> _Provided records_:
____________________

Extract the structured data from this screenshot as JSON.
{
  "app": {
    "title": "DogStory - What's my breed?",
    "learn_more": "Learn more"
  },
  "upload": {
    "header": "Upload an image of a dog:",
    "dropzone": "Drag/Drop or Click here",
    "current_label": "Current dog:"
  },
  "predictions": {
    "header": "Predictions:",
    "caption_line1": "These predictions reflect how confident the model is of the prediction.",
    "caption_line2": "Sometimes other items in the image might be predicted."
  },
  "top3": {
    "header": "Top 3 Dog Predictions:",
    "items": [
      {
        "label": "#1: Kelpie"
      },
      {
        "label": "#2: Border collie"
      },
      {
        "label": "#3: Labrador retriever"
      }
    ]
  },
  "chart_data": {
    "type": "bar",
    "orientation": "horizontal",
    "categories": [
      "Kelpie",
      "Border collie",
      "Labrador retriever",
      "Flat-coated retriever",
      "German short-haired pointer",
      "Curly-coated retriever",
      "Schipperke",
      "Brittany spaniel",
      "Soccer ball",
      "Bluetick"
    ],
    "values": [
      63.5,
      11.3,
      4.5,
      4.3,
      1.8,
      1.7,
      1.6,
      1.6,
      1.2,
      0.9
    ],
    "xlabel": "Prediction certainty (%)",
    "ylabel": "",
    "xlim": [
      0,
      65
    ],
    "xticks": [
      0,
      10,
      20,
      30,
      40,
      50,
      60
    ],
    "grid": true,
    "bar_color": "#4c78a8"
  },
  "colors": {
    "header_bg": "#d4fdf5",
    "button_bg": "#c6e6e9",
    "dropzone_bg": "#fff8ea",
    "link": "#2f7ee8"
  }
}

____________________

> _Exercise instructions_:
Gather from the entries above all lines that include the string "image".

> _Written response_:
    "header": "Upload an image of a dog:",
    "caption_line2": "Sometimes other items in the image might be predicted."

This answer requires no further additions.